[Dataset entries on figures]
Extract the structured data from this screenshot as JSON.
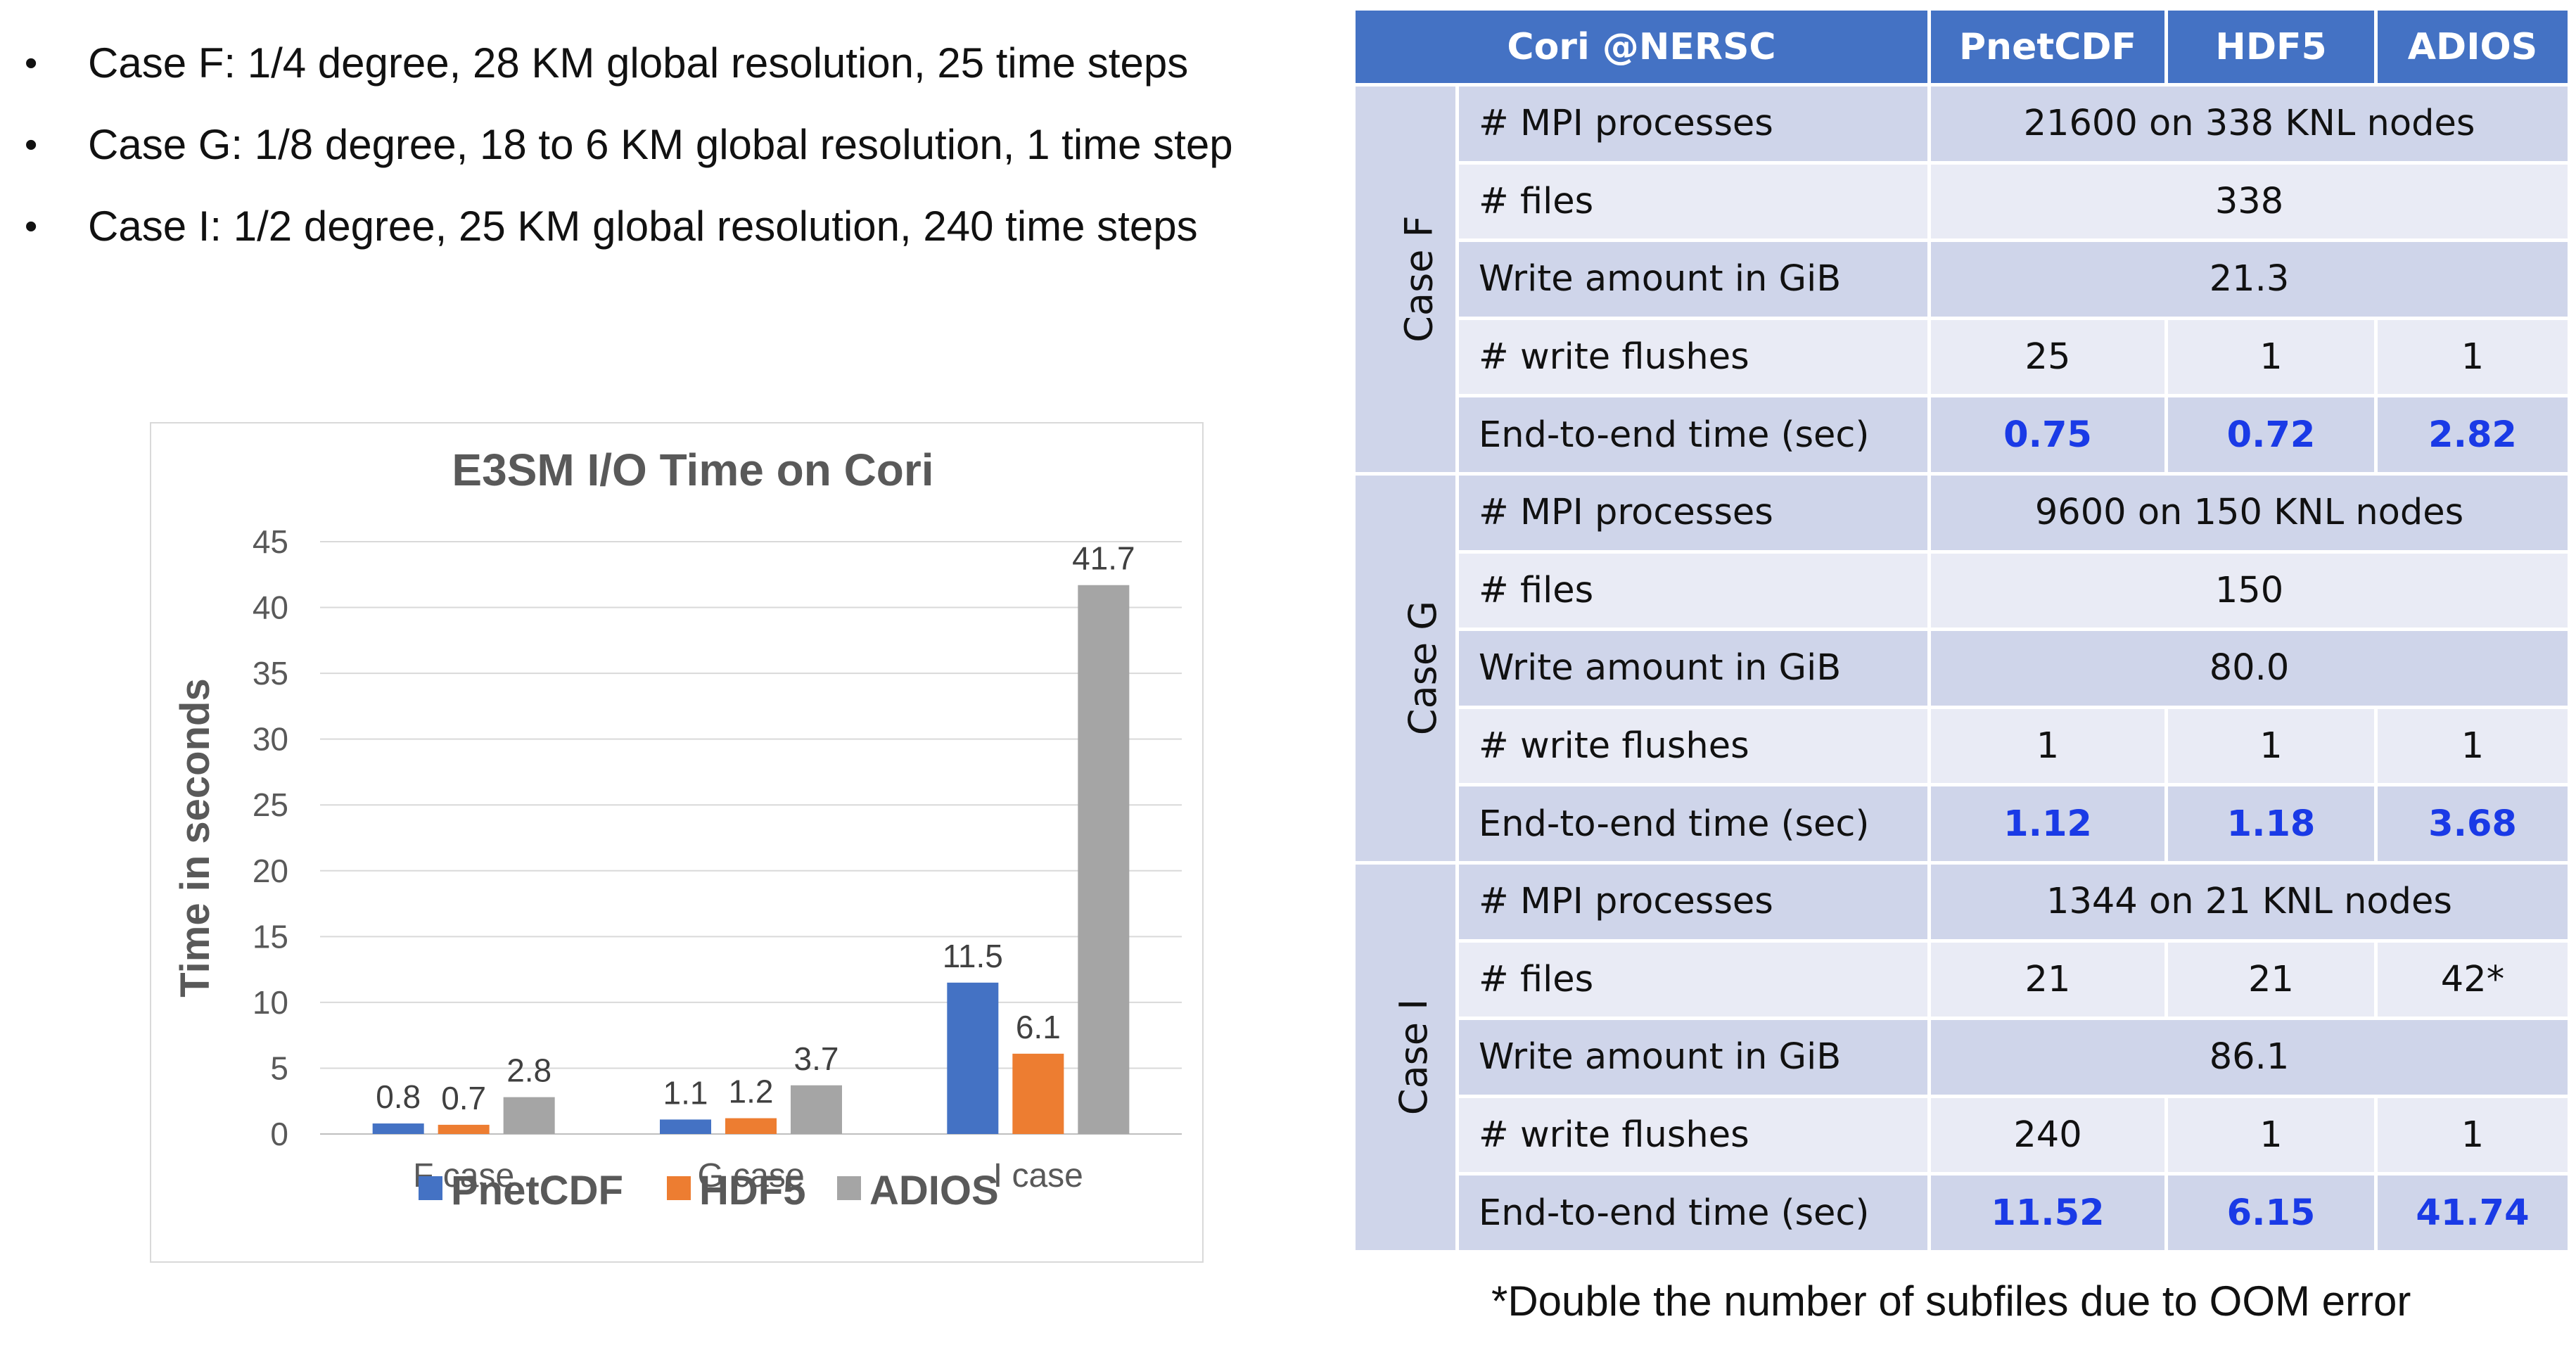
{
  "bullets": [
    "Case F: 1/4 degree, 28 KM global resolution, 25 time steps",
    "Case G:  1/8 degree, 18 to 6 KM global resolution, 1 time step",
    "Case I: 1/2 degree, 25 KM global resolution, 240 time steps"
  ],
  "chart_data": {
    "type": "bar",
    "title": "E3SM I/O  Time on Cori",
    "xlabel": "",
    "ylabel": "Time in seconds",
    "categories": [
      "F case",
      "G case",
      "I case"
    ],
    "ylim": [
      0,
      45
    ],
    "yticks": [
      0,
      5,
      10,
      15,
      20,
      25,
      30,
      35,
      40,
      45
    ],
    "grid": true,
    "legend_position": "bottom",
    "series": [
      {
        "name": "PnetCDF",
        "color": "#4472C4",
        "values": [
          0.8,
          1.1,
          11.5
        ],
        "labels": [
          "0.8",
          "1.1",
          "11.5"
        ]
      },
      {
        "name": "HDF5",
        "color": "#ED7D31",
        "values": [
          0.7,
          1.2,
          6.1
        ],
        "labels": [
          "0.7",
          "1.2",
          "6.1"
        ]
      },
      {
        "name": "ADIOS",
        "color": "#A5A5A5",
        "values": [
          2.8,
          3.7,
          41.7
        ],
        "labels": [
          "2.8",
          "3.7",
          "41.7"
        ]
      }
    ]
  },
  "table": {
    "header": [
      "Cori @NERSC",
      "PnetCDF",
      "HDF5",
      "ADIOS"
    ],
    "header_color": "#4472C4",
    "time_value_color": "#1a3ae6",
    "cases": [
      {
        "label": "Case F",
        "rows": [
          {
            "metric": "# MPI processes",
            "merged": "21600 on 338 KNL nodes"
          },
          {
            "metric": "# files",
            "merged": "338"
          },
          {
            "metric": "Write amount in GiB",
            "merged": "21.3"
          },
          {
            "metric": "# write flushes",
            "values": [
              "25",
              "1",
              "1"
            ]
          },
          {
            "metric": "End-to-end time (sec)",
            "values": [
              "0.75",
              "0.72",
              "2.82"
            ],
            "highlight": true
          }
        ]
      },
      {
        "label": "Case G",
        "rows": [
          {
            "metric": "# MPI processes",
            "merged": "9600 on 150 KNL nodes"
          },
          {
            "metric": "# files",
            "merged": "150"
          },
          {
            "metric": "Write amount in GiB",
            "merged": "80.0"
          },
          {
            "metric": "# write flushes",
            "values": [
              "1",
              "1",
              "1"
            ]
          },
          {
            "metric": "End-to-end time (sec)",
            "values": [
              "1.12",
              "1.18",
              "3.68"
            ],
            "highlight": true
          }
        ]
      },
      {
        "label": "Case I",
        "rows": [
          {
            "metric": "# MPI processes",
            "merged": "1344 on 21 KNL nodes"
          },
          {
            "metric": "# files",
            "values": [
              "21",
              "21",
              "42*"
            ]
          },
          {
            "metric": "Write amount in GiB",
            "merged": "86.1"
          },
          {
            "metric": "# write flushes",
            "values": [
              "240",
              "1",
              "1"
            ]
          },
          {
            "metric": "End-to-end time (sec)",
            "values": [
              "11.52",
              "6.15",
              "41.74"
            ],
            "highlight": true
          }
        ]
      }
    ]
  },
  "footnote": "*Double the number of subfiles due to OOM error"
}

==

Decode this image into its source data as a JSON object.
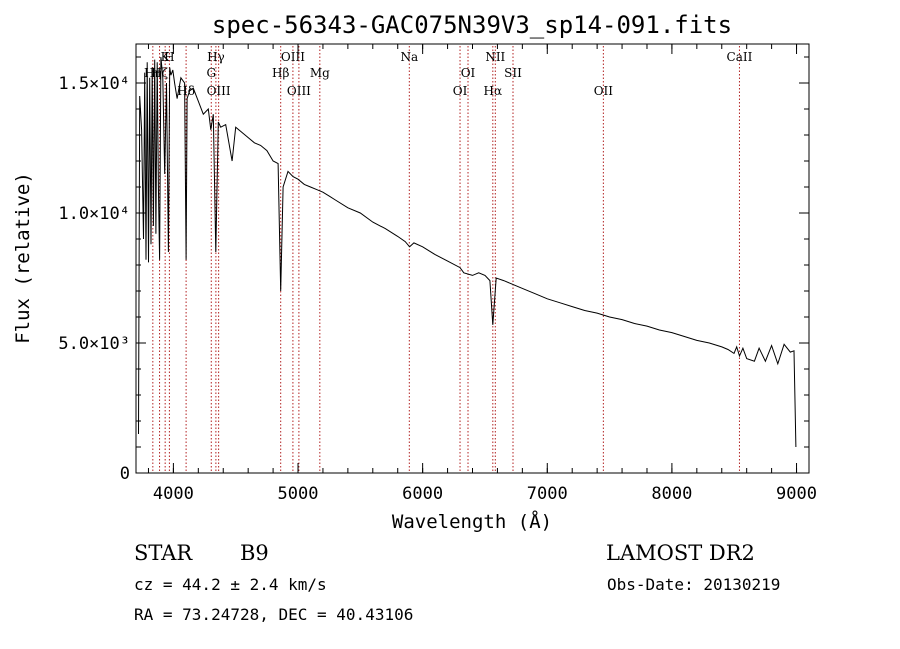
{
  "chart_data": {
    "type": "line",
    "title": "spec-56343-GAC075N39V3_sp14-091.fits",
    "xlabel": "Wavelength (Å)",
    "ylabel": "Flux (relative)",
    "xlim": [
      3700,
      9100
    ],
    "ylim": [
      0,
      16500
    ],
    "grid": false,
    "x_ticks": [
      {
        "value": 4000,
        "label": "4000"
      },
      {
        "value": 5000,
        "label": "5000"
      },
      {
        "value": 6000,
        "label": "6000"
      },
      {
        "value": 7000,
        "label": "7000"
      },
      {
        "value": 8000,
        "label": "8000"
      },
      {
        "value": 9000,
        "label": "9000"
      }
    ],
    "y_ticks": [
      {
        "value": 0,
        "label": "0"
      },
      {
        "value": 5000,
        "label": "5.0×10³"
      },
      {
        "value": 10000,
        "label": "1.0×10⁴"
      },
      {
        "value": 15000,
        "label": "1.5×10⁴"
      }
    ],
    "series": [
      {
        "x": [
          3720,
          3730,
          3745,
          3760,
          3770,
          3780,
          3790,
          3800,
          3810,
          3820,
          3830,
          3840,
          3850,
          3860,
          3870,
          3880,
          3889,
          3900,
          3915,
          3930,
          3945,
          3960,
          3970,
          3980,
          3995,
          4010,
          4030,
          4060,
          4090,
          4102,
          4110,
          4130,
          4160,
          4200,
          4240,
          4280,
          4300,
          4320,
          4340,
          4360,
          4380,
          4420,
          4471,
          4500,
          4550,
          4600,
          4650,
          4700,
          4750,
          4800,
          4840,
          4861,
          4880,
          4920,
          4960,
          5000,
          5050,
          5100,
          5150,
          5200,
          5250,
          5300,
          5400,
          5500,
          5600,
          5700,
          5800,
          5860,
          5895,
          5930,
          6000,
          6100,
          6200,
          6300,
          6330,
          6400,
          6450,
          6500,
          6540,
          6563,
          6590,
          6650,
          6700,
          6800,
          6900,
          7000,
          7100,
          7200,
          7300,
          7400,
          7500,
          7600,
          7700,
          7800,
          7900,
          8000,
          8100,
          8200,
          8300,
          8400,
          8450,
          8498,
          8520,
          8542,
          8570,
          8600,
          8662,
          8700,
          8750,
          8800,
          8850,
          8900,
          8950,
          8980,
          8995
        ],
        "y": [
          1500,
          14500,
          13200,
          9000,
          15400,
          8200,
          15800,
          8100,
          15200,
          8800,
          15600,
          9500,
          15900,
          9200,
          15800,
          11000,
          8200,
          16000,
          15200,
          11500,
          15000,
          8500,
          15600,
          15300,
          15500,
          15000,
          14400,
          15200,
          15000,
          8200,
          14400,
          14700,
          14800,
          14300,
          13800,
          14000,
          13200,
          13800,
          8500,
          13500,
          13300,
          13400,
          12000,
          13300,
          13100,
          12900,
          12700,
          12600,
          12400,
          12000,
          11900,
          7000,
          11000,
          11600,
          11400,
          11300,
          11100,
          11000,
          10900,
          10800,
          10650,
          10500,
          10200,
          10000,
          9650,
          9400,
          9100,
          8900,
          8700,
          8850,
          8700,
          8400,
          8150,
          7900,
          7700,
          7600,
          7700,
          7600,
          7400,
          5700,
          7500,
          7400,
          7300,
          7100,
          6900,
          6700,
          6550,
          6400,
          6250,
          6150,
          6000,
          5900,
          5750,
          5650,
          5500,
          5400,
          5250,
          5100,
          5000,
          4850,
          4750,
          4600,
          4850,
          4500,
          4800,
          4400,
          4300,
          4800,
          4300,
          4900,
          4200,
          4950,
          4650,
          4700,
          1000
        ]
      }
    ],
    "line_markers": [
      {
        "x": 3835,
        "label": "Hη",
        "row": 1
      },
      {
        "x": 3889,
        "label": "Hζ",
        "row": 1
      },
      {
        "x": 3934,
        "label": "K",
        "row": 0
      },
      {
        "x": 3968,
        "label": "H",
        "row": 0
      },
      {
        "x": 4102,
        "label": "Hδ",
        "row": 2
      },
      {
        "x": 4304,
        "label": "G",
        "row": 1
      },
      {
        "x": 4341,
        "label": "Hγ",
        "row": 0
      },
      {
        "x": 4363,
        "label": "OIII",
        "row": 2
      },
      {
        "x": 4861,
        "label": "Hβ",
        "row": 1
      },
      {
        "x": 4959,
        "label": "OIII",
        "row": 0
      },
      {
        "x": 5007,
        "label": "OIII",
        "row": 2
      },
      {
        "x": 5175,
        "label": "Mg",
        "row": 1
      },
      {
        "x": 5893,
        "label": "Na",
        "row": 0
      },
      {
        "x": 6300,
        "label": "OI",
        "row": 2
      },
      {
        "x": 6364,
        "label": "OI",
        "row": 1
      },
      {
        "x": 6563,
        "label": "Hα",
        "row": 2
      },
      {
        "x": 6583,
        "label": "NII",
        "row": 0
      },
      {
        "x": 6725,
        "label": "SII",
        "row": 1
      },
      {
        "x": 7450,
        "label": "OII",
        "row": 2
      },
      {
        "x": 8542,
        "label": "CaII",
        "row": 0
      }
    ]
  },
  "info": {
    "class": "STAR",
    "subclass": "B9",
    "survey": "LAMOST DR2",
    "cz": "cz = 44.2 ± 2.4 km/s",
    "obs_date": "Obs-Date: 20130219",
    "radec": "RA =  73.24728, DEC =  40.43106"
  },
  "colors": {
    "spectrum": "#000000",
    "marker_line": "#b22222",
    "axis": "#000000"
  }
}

**Job**
Scan the material above for the string "nodes" and report each line where you find it.

**Answer to this exercise**
            "merged": "21600 on 338 KNL nodes"
            "merged": "9600 on 150 KNL nodes"
            "merged": "1344 on 21 KNL nodes"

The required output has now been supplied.